((

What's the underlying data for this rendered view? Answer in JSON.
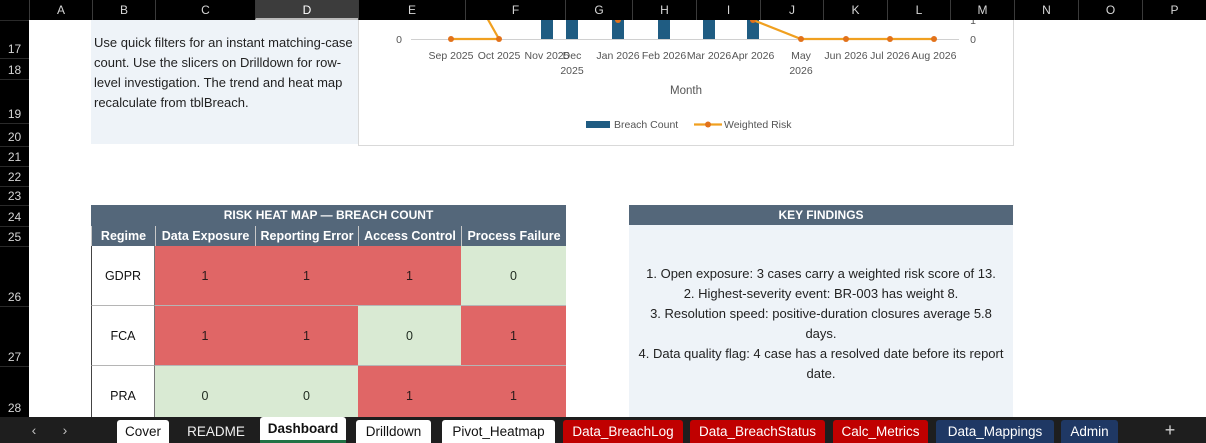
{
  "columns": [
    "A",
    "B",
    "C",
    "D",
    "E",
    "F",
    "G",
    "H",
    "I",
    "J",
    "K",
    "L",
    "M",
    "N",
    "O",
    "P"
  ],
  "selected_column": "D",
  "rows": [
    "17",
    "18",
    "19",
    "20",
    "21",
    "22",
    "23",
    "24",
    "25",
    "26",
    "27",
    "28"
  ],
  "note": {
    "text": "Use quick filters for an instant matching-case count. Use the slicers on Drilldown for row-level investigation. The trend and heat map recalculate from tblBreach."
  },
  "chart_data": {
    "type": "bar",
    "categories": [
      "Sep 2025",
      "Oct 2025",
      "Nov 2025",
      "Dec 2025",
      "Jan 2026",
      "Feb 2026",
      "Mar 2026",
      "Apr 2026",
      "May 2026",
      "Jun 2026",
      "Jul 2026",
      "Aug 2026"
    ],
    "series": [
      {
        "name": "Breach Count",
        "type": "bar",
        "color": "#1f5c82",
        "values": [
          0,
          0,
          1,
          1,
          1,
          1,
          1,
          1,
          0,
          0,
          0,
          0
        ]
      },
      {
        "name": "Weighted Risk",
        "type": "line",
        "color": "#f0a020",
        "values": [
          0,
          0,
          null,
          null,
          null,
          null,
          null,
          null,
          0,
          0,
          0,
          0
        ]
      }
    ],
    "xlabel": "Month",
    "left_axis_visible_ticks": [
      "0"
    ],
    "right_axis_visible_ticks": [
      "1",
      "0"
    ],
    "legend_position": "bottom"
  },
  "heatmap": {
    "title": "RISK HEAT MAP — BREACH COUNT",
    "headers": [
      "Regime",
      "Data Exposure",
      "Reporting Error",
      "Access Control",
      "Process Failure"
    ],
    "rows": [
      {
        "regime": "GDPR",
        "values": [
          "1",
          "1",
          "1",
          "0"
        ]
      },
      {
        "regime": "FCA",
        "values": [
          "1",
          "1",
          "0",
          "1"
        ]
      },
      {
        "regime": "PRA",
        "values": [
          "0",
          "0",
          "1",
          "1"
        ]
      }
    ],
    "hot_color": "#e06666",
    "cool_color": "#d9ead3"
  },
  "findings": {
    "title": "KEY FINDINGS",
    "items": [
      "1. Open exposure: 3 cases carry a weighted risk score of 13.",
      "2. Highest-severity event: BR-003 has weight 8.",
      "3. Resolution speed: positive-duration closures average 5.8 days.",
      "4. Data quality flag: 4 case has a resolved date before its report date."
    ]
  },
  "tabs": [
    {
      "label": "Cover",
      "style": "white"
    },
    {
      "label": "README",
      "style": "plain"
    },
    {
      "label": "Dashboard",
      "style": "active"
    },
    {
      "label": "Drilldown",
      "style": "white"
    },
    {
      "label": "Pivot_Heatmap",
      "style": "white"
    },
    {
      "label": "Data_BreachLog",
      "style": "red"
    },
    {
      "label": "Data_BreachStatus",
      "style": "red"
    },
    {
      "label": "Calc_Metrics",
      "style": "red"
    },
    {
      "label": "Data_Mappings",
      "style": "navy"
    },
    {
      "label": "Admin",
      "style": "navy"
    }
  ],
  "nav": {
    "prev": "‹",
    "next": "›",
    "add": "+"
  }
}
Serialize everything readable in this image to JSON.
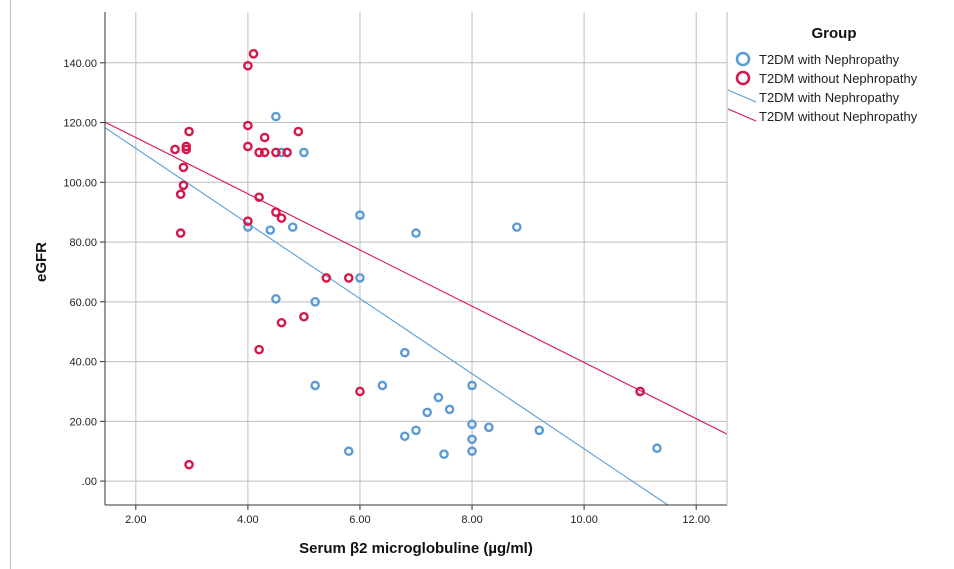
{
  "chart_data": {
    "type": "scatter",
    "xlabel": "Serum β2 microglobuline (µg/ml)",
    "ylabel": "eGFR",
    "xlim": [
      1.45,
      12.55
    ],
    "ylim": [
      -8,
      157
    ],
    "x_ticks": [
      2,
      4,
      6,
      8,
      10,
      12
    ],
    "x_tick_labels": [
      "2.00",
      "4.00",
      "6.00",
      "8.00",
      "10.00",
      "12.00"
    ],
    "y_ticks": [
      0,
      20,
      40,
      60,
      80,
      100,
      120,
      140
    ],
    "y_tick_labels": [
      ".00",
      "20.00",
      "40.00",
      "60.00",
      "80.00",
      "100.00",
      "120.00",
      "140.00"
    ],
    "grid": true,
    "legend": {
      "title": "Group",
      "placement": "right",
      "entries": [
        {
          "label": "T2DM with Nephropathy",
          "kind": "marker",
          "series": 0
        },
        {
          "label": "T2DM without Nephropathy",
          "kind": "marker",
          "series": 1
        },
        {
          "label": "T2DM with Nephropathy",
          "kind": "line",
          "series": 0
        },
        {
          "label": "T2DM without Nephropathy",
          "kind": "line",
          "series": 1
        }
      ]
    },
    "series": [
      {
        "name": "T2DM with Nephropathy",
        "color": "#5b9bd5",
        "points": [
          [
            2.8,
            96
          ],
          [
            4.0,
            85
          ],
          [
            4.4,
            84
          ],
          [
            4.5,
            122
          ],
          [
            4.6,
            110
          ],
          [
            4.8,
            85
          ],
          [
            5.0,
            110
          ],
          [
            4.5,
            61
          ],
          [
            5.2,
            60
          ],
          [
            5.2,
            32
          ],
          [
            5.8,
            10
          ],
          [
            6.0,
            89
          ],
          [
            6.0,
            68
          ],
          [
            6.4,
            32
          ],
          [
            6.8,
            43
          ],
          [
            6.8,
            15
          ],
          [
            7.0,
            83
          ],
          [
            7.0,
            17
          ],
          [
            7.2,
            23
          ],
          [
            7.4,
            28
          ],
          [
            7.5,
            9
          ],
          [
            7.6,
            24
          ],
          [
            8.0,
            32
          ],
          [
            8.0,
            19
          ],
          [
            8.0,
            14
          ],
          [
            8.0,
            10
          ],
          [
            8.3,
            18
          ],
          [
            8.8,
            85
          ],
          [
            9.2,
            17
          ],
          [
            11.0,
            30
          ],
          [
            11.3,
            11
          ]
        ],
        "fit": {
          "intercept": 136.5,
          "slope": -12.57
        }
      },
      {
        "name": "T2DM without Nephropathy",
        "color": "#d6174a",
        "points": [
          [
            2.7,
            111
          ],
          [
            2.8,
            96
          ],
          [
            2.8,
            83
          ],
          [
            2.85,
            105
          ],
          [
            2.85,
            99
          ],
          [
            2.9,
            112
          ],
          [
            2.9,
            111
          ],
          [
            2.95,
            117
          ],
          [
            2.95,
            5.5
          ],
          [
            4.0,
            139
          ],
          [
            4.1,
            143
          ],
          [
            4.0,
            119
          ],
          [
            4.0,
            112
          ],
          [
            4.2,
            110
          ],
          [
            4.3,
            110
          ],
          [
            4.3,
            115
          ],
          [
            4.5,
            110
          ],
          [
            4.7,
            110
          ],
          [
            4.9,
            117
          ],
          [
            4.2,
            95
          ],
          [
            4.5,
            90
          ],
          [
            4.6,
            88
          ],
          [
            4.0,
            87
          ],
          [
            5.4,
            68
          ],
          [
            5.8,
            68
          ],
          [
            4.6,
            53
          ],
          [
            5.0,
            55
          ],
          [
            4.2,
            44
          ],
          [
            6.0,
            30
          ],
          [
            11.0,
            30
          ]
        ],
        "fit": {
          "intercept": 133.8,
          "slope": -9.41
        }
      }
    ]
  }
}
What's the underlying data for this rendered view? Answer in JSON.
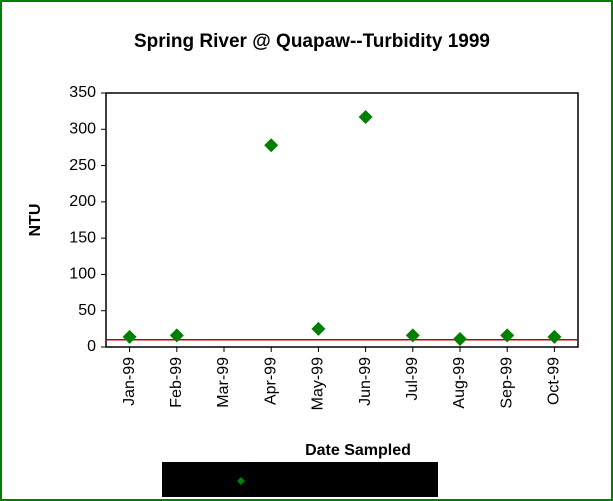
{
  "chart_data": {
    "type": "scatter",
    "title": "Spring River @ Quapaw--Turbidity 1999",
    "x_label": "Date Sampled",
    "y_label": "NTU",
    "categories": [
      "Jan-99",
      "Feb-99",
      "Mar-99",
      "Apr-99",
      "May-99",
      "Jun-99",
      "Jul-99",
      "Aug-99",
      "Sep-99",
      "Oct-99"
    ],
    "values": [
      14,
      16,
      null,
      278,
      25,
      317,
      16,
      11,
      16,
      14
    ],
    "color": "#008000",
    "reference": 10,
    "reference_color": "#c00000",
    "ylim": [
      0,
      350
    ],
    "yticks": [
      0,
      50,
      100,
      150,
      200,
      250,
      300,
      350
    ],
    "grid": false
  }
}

))

■ Given request
Extract all the data above exactly, excluding every picture.

■ Response
What's the underlying data for this rendered view? Answer in JSON.
{
  "columns": [
    "A",
    "B",
    "C",
    "D",
    "E",
    "F",
    "G",
    "H",
    "I",
    "J",
    "K",
    "L",
    "M",
    "N",
    "O",
    "P"
  ],
  "selected_column": "D",
  "rows": [
    "17",
    "18",
    "19",
    "20",
    "21",
    "22",
    "23",
    "24",
    "25",
    "26",
    "27",
    "28"
  ],
  "note": {
    "text": "Use quick filters for an instant matching-case count. Use the slicers on Drilldown for row-level investigation. The trend and heat map recalculate from tblBreach."
  },
  "chart_data": {
    "type": "bar",
    "categories": [
      "Sep 2025",
      "Oct 2025",
      "Nov 2025",
      "Dec 2025",
      "Jan 2026",
      "Feb 2026",
      "Mar 2026",
      "Apr 2026",
      "May 2026",
      "Jun 2026",
      "Jul 2026",
      "Aug 2026"
    ],
    "series": [
      {
        "name": "Breach Count",
        "type": "bar",
        "color": "#1f5c82",
        "values": [
          0,
          0,
          1,
          1,
          1,
          1,
          1,
          1,
          0,
          0,
          0,
          0
        ]
      },
      {
        "name": "Weighted Risk",
        "type": "line",
        "color": "#f0a020",
        "values": [
          0,
          0,
          null,
          null,
          null,
          null,
          null,
          null,
          0,
          0,
          0,
          0
        ]
      }
    ],
    "xlabel": "Month",
    "left_axis_visible_ticks": [
      "0"
    ],
    "right_axis_visible_ticks": [
      "1",
      "0"
    ],
    "legend_position": "bottom"
  },
  "heatmap": {
    "title": "RISK HEAT MAP — BREACH COUNT",
    "headers": [
      "Regime",
      "Data Exposure",
      "Reporting Error",
      "Access Control",
      "Process Failure"
    ],
    "rows": [
      {
        "regime": "GDPR",
        "values": [
          "1",
          "1",
          "1",
          "0"
        ]
      },
      {
        "regime": "FCA",
        "values": [
          "1",
          "1",
          "0",
          "1"
        ]
      },
      {
        "regime": "PRA",
        "values": [
          "0",
          "0",
          "1",
          "1"
        ]
      }
    ],
    "hot_color": "#e06666",
    "cool_color": "#d9ead3"
  },
  "findings": {
    "title": "KEY FINDINGS",
    "items": [
      "1. Open exposure: 3 cases carry a weighted risk score of 13.",
      "2. Highest-severity event: BR-003 has weight 8.",
      "3. Resolution speed: positive-duration closures average 5.8 days.",
      "4. Data quality flag: 4 case has a resolved date before its report date."
    ]
  },
  "tabs": [
    {
      "label": "Cover",
      "style": "white"
    },
    {
      "label": "README",
      "style": "plain"
    },
    {
      "label": "Dashboard",
      "style": "active"
    },
    {
      "label": "Drilldown",
      "style": "white"
    },
    {
      "label": "Pivot_Heatmap",
      "style": "white"
    },
    {
      "label": "Data_BreachLog",
      "style": "red"
    },
    {
      "label": "Data_BreachStatus",
      "style": "red"
    },
    {
      "label": "Calc_Metrics",
      "style": "red"
    },
    {
      "label": "Data_Mappings",
      "style": "navy"
    },
    {
      "label": "Admin",
      "style": "navy"
    }
  ],
  "nav": {
    "prev": "‹",
    "next": "›",
    "add": "+"
  }
}
Serialize everything readable in this image to JSON.
{
  "chart_data": {
    "type": "scatter",
    "xlabel": "Serum β2 microglobuline (µg/ml)",
    "ylabel": "eGFR",
    "xlim": [
      1.45,
      12.55
    ],
    "ylim": [
      -8,
      157
    ],
    "x_ticks": [
      2,
      4,
      6,
      8,
      10,
      12
    ],
    "x_tick_labels": [
      "2.00",
      "4.00",
      "6.00",
      "8.00",
      "10.00",
      "12.00"
    ],
    "y_ticks": [
      0,
      20,
      40,
      60,
      80,
      100,
      120,
      140
    ],
    "y_tick_labels": [
      ".00",
      "20.00",
      "40.00",
      "60.00",
      "80.00",
      "100.00",
      "120.00",
      "140.00"
    ],
    "grid": true,
    "legend": {
      "title": "Group",
      "placement": "right",
      "entries": [
        {
          "label": "T2DM with Nephropathy",
          "kind": "marker",
          "series": 0
        },
        {
          "label": "T2DM without Nephropathy",
          "kind": "marker",
          "series": 1
        },
        {
          "label": "T2DM with Nephropathy",
          "kind": "line",
          "series": 0
        },
        {
          "label": "T2DM without Nephropathy",
          "kind": "line",
          "series": 1
        }
      ]
    },
    "series": [
      {
        "name": "T2DM with Nephropathy",
        "color": "#5b9bd5",
        "points": [
          [
            2.8,
            96
          ],
          [
            4.0,
            85
          ],
          [
            4.4,
            84
          ],
          [
            4.5,
            122
          ],
          [
            4.6,
            110
          ],
          [
            4.8,
            85
          ],
          [
            5.0,
            110
          ],
          [
            4.5,
            61
          ],
          [
            5.2,
            60
          ],
          [
            5.2,
            32
          ],
          [
            5.8,
            10
          ],
          [
            6.0,
            89
          ],
          [
            6.0,
            68
          ],
          [
            6.4,
            32
          ],
          [
            6.8,
            43
          ],
          [
            6.8,
            15
          ],
          [
            7.0,
            83
          ],
          [
            7.0,
            17
          ],
          [
            7.2,
            23
          ],
          [
            7.4,
            28
          ],
          [
            7.5,
            9
          ],
          [
            7.6,
            24
          ],
          [
            8.0,
            32
          ],
          [
            8.0,
            19
          ],
          [
            8.0,
            14
          ],
          [
            8.0,
            10
          ],
          [
            8.3,
            18
          ],
          [
            8.8,
            85
          ],
          [
            9.2,
            17
          ],
          [
            11.0,
            30
          ],
          [
            11.3,
            11
          ]
        ],
        "fit": {
          "intercept": 136.5,
          "slope": -12.57
        }
      },
      {
        "name": "T2DM without Nephropathy",
        "color": "#d6174a",
        "points": [
          [
            2.7,
            111
          ],
          [
            2.8,
            96
          ],
          [
            2.8,
            83
          ],
          [
            2.85,
            105
          ],
          [
            2.85,
            99
          ],
          [
            2.9,
            112
          ],
          [
            2.9,
            111
          ],
          [
            2.95,
            117
          ],
          [
            2.95,
            5.5
          ],
          [
            4.0,
            139
          ],
          [
            4.1,
            143
          ],
          [
            4.0,
            119
          ],
          [
            4.0,
            112
          ],
          [
            4.2,
            110
          ],
          [
            4.3,
            110
          ],
          [
            4.3,
            115
          ],
          [
            4.5,
            110
          ],
          [
            4.7,
            110
          ],
          [
            4.9,
            117
          ],
          [
            4.2,
            95
          ],
          [
            4.5,
            90
          ],
          [
            4.6,
            88
          ],
          [
            4.0,
            87
          ],
          [
            5.4,
            68
          ],
          [
            5.8,
            68
          ],
          [
            4.6,
            53
          ],
          [
            5.0,
            55
          ],
          [
            4.2,
            44
          ],
          [
            6.0,
            30
          ],
          [
            11.0,
            30
          ]
        ],
        "fit": {
          "intercept": 133.8,
          "slope": -9.41
        }
      }
    ]
  }
}
What's the underlying data for this rendered view? Answer in JSON.
{
  "chart_data": {
    "type": "scatter",
    "title": "Spring River @ Quapaw--Turbidity 1999",
    "x_label": "Date Sampled",
    "y_label": "NTU",
    "categories": [
      "Jan-99",
      "Feb-99",
      "Mar-99",
      "Apr-99",
      "May-99",
      "Jun-99",
      "Jul-99",
      "Aug-99",
      "Sep-99",
      "Oct-99"
    ],
    "values": [
      14,
      16,
      null,
      278,
      25,
      317,
      16,
      11,
      16,
      14
    ],
    "color": "#008000",
    "reference": 10,
    "reference_color": "#c00000",
    "ylim": [
      0,
      350
    ],
    "yticks": [
      0,
      50,
      100,
      150,
      200,
      250,
      300,
      350
    ],
    "grid": false
  }
}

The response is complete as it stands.